Work to do ::
• 1. Summarize the passage on the FY 2025 budget resolutions in two sentences.
• 2. Quote the passage on the FY 2025 budget resolutions word for word, from "With the Senate passing" to "federal tax reform.".

Text segment ::
With the Senate passing a fiscal year 2025 budget resolution on April 5 and the House of Representatives passing a separate FY 2025 budget resolution on February 25, some may anticipate federal tax reform legislation to move quickly. However, the distinctions between the Senate and House budget resolution proposals are significant, and with Speaker Mike Johnson only being able to lose three Republican votes, the path to federal tax reform remains unclear. The House and the Senate need to pass identical versions of a budget resolution process to start budget reconciliation, and ultimately complete federal tax reform.
Certain members of the House have already expressed their inability to support the Senate budget resolution. President Donald Trump scheduled a meeting with a group of House Republicans that are critical in passing the Senate’s Budget resolution on April 8. And while Speaker Johnson voiced his confidence on finalizing a budget resolution agreement with the Senate after the meeting, there are still several Republicans who are opposing the resolution, including Reps. Chip Roy (R-Texas) and Andy Ogles (R-Tenn.), indicating there are dozens of others Representatives who also will not support the bill.
House Budget Committee Chair Jodey Arrington (R-Texas), sated the following in a press release on April 5:
“The Senate response was unserious and disappointing, creating $5.8 trillion in new costs and a mere $4 billion in enforceable cuts, less than one day’s worth of borrowing by the federal government. It also sets a dangerous precedent by direct scoring tax policy without including enforceable offsets.
Our nation’s debt and interest death spiral are well underway with world war levels of indebtedness and interest payments exceeding defense spending. We are at a fiscal inflection point and failure to rein in our runaway deficit spending and unsustainable debt could prove catastrophic for our economy, security, and global leadership.”
The significant difference between the Senate and House budget resolution surrounds the scoring methodology being utilized to determine the impact on the federal deficit. The House Budget Resolution bill uses a current law baseline, meaning that they estimated the impact on the federal deficit using the existing laws, including the sunsetting of the designated Tax Cuts and Jobs Act provisions as of Dec. 31, 2025. However, the Senate resolution uses a current policy baseline when projecting the impact their budget resolution proposal would have on the federal deficit, which instead presumes that all policies are extended, acting as if the sunsetting TCJA provisions do not exist and will not impact the federal budget.

Extracted entries ::
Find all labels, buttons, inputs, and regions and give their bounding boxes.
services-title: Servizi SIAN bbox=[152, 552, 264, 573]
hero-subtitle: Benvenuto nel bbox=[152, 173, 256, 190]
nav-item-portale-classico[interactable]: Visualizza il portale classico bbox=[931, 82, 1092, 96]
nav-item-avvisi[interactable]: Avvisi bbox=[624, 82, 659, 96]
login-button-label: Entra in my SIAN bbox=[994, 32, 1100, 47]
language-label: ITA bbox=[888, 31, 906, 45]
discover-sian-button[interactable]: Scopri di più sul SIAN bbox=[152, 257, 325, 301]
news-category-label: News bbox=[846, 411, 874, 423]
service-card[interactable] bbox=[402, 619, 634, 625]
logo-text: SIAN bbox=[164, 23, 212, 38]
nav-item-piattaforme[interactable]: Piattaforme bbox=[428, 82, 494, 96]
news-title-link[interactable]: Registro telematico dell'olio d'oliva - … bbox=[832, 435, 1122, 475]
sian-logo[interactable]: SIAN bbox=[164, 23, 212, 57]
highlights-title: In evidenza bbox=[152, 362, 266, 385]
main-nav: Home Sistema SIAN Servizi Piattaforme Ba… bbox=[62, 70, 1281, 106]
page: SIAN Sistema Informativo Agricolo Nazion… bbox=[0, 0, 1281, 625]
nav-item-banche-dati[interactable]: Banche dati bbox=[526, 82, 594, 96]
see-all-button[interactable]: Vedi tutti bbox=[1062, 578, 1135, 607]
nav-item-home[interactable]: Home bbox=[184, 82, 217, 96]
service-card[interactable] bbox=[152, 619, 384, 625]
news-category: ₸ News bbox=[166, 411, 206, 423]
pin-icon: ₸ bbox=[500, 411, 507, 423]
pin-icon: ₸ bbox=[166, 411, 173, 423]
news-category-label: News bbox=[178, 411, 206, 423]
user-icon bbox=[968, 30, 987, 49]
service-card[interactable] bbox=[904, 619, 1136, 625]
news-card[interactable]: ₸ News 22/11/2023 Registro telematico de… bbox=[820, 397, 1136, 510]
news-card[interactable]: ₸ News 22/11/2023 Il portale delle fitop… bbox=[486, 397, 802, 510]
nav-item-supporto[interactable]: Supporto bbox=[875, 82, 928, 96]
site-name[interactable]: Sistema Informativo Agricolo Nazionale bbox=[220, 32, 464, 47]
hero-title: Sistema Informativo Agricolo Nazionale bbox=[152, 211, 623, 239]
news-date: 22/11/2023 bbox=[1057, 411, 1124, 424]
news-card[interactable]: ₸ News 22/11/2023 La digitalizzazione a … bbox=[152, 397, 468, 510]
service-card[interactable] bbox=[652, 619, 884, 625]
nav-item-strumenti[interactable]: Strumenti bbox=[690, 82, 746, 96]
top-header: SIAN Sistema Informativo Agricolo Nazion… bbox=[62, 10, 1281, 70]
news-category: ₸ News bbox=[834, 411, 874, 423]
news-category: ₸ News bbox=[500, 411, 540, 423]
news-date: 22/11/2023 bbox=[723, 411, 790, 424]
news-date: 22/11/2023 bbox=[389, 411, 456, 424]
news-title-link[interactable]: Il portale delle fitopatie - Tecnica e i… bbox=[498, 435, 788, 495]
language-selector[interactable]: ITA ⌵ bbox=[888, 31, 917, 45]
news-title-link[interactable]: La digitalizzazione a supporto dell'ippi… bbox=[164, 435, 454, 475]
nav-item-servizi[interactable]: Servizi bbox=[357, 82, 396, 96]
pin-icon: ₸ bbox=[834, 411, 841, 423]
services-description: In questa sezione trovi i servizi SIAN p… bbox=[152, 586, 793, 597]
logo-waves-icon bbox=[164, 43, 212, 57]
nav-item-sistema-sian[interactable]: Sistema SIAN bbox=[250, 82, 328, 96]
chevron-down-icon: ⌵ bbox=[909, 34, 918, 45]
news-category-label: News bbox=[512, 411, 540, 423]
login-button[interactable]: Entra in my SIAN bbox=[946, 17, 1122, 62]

The solutions ::
• 1. The Senate passed a fiscal year 2025 budget resolution on April 5 and the House passed a separate one on February 25, but the two differ significantly, and since both chambers must pass identical versions to start budget reconciliation, the path to federal tax reform remains unclear. Several House Republicans oppose the Senate version, including House Budget Committee Chair Jodey Arrington, who called it unserious and disappointing; the main difference is that the House used a current law baseline that includes the sunsetting Tax Cuts and Jobs Act provisions, while the Senate used a current policy baseline that assumes all policies are extended.

• 2.
With the Senate passing a fiscal year 2025 budget resolution on April 5 and the House of Representatives passing a separate FY 2025 budget resolution on February 25, some may anticipate federal tax reform legislation to move quickly. However, the distinctions between the Senate and House budget resolution proposals are significant, and with Speaker Mike Johnson only being able to lose three Republican votes, the path to federal tax reform remains unclear. The House and the Senate need to pass identical versions of a budget resolution process to start budget reconciliation, and ultimately complete federal tax reform.